- EXERCISE OBJECTIVE:
Check each line of the records below and collect those holding "Nikolin".

- EXCERPTED DATA:
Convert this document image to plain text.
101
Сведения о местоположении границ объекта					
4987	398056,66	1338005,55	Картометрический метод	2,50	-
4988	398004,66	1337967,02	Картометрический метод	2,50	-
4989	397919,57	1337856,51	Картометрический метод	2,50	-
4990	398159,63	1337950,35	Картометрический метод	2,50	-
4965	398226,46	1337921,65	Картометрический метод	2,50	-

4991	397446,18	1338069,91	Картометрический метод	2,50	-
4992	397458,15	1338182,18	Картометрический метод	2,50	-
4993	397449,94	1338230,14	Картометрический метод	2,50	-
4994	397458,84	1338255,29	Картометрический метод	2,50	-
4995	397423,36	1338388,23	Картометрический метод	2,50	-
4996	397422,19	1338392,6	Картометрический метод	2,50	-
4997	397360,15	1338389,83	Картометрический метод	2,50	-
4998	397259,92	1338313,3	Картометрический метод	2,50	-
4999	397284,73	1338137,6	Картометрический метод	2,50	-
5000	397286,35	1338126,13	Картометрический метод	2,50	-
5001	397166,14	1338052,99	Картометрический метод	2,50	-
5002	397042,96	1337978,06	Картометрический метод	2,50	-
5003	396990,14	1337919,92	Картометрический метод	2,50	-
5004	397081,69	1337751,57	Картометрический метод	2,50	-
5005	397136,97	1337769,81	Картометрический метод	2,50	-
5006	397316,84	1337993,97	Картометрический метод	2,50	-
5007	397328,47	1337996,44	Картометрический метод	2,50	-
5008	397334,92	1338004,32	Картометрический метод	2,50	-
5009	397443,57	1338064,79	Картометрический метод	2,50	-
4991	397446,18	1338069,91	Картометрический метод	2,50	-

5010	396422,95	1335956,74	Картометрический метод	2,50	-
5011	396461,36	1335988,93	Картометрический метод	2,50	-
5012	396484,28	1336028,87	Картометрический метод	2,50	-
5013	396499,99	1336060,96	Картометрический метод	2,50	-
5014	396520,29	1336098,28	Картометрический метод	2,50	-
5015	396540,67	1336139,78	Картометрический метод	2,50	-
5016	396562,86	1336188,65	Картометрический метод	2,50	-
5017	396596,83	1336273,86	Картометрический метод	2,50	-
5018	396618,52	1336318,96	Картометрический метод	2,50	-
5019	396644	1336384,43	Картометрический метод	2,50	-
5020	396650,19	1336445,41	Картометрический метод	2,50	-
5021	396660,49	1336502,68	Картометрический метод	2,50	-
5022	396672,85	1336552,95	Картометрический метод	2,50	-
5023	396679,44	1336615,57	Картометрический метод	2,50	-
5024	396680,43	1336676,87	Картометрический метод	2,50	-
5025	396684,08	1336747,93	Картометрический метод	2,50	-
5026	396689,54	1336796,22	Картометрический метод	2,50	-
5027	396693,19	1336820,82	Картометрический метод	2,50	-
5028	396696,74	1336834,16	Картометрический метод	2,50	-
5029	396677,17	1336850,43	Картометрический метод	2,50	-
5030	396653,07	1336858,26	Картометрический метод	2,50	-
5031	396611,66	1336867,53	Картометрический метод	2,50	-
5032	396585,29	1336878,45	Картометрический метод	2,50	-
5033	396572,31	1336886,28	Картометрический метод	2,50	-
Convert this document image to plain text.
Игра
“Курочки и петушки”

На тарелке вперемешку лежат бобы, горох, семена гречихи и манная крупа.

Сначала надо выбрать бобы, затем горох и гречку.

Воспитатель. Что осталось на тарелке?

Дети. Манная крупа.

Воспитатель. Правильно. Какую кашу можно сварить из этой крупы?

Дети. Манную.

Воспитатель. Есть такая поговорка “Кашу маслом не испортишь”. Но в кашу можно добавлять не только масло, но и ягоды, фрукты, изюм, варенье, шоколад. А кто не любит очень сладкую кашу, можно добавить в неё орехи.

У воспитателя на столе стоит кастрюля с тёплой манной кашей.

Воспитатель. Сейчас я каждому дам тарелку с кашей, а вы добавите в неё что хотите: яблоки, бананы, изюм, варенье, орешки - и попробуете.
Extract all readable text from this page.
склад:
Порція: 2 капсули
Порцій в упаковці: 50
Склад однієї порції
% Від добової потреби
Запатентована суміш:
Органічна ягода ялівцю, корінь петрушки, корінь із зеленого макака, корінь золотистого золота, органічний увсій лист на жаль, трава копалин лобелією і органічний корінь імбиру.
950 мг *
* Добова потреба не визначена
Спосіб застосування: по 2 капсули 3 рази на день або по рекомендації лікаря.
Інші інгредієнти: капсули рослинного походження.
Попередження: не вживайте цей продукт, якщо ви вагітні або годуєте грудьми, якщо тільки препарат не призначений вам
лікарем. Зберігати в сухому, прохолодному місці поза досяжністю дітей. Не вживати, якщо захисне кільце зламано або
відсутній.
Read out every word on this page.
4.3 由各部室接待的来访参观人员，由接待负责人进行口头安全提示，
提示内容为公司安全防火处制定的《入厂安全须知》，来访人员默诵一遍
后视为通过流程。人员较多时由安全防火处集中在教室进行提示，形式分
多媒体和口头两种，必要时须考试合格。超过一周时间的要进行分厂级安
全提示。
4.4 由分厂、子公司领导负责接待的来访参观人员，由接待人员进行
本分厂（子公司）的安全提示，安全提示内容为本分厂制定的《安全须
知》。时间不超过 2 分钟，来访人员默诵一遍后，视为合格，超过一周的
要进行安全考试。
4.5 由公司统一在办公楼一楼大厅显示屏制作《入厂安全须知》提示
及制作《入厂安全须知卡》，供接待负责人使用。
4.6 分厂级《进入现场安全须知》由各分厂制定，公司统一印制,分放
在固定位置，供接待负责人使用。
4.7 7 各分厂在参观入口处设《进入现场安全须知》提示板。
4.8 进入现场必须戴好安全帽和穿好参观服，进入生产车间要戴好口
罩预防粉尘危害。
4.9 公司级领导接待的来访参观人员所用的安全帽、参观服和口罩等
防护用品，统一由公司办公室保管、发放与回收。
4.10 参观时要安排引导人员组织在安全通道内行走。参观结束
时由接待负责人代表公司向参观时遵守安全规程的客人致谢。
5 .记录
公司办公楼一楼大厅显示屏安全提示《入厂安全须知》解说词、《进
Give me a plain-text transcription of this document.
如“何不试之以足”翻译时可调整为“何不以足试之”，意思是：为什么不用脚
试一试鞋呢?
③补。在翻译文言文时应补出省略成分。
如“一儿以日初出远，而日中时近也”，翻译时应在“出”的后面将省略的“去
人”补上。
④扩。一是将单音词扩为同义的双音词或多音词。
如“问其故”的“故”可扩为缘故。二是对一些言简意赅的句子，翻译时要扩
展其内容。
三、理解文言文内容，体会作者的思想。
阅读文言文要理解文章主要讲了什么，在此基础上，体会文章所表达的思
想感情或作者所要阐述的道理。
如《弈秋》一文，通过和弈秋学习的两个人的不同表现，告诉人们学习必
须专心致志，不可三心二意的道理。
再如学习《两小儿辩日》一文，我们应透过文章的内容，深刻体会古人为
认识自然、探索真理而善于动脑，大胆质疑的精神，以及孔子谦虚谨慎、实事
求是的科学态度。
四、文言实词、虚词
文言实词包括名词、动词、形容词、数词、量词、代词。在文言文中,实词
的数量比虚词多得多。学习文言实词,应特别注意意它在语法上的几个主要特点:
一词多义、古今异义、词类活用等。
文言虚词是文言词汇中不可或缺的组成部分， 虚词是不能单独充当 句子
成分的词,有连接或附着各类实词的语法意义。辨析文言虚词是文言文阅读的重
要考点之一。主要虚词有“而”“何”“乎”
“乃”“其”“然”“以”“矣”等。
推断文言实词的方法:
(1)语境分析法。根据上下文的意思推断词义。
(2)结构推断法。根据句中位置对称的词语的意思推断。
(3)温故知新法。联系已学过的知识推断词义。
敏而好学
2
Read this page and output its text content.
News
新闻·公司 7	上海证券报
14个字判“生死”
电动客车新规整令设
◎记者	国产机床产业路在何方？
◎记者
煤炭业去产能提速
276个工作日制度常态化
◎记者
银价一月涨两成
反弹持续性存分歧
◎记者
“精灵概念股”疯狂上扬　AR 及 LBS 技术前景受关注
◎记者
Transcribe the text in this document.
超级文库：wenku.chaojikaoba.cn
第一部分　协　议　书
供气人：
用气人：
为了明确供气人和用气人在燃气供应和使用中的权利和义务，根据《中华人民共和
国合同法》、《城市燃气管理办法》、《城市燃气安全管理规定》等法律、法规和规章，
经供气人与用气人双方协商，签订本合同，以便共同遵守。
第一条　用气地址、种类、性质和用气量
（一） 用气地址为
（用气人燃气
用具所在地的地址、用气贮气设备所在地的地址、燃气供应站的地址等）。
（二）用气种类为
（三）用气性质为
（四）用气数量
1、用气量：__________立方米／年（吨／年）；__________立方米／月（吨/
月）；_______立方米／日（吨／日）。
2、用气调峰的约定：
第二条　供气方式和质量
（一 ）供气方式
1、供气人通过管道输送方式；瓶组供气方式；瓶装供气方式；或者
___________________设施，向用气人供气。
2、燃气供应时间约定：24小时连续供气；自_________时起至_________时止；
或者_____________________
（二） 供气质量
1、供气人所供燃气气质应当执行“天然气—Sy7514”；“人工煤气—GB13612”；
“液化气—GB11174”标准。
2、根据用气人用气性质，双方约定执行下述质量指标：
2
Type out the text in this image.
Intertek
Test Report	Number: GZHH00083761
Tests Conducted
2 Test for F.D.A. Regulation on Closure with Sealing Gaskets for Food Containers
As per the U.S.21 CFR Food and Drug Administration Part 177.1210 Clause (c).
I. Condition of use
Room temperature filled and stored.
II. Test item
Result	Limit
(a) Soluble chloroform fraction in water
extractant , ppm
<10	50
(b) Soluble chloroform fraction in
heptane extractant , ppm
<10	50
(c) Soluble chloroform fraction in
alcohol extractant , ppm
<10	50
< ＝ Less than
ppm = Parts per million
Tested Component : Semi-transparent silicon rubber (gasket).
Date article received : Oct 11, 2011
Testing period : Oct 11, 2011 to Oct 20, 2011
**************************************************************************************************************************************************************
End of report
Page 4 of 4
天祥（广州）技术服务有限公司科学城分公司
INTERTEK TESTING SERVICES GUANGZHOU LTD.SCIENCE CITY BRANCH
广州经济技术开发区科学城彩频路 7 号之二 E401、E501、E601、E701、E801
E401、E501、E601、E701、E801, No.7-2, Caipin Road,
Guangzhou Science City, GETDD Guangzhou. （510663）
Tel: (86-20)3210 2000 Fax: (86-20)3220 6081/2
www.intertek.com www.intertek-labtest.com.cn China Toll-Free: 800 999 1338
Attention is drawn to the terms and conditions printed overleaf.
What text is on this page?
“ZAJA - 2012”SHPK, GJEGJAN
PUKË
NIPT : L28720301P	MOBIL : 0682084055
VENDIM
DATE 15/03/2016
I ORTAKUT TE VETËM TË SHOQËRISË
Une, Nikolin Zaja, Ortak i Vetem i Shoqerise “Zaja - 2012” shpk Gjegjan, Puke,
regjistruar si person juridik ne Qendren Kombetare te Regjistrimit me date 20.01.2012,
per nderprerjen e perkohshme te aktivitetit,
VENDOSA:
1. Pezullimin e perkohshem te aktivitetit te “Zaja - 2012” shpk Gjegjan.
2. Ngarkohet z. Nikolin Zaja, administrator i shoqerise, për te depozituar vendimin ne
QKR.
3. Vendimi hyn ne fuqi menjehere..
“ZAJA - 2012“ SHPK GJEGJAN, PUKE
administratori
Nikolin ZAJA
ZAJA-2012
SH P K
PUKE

- WRITTEN SOLUTION:
Une, Nikolin Zaja, Ortak i Vetem i Shoqerise “Zaja - 2012” shpk Gjegjan, Puke,
2. Ngarkohet z. Nikolin Zaja, administrator i shoqerise, për te depozituar vendimin ne
Nikolin ZAJA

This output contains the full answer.